> _Exercise aim_:
Work out how many lines in the entries below include the word "name". Give nothing but the number.

--- Start Listed records ---

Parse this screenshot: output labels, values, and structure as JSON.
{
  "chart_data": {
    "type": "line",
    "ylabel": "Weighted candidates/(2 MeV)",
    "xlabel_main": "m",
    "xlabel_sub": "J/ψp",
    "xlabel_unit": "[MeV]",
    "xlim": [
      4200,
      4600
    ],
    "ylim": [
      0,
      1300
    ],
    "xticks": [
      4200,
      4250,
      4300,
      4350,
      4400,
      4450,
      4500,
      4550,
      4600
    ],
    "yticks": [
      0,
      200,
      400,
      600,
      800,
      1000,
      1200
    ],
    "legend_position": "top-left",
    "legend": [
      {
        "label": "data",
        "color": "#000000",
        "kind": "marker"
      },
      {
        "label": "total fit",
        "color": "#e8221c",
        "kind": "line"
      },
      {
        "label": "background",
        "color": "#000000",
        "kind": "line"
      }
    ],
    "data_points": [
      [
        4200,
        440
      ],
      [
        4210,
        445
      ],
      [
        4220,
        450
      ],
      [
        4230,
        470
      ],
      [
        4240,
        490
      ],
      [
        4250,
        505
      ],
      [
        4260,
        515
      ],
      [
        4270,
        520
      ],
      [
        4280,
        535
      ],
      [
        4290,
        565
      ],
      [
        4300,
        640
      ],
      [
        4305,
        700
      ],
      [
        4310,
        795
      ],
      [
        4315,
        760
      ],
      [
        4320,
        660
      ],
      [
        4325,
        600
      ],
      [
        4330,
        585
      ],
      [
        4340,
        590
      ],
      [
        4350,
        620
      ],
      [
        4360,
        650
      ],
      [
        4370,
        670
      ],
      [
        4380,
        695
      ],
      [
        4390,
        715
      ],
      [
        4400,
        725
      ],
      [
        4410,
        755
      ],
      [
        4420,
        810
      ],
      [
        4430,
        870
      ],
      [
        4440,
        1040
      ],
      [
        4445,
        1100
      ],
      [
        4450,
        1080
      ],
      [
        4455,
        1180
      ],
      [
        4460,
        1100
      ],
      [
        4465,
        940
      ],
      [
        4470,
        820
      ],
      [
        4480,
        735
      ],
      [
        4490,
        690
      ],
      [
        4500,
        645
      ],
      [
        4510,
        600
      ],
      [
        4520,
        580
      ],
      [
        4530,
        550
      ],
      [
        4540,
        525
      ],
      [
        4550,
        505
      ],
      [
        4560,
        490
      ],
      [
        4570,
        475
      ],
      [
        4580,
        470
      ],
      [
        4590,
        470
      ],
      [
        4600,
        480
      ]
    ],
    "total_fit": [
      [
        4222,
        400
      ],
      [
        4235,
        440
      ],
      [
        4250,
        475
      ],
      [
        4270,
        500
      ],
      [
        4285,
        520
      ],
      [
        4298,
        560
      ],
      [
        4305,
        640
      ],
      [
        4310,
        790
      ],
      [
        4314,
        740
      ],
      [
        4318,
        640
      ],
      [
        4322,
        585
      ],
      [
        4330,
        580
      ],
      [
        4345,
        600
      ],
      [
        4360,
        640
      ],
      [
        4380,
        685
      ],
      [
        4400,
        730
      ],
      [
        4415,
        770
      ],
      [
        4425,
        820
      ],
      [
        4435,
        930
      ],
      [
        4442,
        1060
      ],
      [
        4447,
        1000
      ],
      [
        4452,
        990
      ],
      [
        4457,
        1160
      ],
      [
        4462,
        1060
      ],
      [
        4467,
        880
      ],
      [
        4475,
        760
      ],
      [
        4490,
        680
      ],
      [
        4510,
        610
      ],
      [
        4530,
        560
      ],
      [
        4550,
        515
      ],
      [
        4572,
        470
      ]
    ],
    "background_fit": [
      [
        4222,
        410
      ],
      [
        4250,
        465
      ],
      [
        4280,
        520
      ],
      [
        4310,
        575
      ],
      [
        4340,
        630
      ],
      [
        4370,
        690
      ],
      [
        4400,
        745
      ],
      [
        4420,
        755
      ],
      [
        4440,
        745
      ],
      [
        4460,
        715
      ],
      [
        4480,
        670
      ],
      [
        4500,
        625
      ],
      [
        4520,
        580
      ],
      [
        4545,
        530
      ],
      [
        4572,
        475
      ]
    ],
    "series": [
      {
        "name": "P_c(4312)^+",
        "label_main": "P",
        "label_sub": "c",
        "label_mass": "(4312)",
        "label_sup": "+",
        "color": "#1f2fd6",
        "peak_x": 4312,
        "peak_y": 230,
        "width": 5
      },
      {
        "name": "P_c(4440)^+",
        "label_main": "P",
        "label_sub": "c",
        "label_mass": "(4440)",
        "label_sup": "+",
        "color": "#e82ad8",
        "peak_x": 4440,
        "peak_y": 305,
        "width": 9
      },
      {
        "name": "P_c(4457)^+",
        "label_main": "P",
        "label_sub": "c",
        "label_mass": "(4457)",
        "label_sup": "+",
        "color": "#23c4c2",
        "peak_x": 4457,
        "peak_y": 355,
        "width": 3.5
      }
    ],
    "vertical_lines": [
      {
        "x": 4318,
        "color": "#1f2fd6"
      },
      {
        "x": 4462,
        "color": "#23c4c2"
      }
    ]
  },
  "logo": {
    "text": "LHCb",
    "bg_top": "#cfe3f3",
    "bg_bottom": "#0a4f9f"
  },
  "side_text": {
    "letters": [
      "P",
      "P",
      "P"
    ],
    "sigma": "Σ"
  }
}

--- End Listed records ---

> _Completed exercise_:
3